→ Work instructions: Count how many lines in the material below hold the word "loaders"; the reply is that number alone.

..............................

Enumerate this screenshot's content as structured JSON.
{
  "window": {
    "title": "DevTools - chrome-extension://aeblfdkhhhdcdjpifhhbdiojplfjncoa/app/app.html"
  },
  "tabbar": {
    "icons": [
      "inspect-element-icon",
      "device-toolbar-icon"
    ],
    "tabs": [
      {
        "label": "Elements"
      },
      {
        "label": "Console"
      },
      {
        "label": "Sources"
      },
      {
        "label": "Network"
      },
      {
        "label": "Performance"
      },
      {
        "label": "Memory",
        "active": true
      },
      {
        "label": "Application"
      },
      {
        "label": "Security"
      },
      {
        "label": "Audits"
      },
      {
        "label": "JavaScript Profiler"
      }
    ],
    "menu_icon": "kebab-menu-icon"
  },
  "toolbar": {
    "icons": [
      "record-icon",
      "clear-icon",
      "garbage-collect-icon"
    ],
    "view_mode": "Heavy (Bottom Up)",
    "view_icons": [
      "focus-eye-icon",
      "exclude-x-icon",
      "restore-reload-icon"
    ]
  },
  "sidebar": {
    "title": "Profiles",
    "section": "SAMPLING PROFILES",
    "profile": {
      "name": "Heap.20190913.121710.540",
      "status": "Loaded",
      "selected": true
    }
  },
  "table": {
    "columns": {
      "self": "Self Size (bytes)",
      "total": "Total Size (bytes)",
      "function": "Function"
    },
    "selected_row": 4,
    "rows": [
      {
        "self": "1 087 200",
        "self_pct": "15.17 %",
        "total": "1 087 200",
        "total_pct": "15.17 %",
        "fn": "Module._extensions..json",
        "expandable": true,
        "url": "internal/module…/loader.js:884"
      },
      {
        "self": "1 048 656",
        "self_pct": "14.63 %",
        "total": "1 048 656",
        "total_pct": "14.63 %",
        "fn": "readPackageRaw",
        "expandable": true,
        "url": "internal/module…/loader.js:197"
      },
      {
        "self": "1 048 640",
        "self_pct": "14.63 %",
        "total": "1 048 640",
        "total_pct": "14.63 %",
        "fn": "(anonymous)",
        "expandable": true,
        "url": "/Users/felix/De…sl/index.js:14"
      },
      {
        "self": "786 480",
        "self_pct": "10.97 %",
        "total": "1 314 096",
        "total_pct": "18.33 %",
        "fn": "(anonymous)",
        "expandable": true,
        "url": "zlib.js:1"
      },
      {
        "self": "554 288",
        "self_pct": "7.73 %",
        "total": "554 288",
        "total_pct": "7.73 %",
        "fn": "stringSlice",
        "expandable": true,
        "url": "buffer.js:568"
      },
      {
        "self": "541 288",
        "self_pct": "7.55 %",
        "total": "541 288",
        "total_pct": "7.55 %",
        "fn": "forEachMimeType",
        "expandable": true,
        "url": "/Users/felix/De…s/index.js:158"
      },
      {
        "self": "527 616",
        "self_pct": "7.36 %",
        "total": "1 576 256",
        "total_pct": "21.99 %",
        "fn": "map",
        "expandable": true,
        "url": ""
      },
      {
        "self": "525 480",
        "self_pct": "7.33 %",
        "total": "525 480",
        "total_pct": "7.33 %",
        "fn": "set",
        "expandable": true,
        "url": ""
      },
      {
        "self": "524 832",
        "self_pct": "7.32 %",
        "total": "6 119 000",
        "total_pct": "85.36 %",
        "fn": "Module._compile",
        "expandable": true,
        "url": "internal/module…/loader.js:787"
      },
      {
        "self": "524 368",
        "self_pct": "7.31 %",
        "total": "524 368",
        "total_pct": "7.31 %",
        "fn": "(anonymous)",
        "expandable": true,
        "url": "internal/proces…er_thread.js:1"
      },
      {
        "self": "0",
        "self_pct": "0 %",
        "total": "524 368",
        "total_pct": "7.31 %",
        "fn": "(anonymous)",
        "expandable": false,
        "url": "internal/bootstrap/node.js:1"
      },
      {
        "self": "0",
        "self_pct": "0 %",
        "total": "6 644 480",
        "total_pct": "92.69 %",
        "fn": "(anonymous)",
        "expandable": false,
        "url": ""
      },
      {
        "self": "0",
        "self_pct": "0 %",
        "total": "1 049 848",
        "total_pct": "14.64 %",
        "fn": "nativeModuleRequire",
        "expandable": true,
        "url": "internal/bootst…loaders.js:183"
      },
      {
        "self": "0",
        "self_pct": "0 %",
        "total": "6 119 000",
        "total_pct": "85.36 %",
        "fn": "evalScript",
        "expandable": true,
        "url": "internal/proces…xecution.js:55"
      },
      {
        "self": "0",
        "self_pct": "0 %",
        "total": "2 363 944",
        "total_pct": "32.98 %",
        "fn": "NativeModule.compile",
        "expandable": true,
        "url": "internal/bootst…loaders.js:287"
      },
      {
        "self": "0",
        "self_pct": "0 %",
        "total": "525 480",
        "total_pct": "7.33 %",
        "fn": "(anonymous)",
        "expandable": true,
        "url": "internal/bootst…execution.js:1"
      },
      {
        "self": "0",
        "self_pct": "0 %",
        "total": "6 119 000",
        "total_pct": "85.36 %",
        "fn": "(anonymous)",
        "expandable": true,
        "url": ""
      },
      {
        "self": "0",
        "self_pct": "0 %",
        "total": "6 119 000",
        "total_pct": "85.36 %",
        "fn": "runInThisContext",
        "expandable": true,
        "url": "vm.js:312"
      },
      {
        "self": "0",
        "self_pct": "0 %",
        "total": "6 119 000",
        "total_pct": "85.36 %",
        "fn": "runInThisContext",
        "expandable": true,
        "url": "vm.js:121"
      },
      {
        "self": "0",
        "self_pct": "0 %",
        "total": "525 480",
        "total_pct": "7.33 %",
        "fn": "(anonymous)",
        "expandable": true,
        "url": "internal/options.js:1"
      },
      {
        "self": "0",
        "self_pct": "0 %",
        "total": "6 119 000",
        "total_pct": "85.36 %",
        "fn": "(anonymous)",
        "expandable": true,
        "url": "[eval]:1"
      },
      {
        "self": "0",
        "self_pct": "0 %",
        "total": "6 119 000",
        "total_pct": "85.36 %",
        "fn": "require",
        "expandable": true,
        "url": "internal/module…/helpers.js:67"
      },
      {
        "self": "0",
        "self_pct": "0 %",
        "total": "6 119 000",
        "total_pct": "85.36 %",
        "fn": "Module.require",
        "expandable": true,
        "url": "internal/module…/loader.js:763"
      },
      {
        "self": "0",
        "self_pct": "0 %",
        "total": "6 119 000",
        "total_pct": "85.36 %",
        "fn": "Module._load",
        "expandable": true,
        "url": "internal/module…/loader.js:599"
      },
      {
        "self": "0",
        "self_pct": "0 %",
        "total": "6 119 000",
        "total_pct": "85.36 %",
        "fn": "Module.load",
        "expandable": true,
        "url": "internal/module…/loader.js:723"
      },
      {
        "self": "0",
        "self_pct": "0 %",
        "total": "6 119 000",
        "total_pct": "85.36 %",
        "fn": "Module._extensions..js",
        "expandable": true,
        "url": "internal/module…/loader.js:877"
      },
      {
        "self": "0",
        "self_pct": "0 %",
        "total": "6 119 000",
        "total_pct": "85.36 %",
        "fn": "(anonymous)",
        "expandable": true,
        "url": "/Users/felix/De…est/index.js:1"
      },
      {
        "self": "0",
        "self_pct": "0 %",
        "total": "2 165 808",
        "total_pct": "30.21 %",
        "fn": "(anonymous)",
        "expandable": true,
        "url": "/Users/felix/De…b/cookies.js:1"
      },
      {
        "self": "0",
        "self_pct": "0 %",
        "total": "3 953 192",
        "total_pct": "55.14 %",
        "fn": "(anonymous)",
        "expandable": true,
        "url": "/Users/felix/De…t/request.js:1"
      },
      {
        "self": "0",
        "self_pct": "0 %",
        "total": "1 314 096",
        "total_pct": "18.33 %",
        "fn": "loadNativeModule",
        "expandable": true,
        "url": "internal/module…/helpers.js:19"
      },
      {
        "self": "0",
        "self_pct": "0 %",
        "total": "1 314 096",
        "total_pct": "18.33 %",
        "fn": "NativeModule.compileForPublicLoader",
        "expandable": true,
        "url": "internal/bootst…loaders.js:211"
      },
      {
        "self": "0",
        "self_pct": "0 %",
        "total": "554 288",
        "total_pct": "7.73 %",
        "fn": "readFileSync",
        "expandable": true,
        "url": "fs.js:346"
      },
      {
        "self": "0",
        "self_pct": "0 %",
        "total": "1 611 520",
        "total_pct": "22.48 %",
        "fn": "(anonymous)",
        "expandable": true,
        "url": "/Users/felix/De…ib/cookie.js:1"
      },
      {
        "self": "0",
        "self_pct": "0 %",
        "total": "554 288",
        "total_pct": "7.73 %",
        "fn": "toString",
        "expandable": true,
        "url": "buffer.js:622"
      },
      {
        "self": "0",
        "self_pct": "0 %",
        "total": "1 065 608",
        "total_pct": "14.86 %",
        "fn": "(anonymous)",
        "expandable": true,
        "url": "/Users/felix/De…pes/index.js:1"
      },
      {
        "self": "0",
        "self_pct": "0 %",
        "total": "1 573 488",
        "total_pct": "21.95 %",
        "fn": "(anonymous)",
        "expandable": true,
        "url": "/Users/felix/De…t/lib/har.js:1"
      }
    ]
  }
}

..............................

→ Output of the task: 3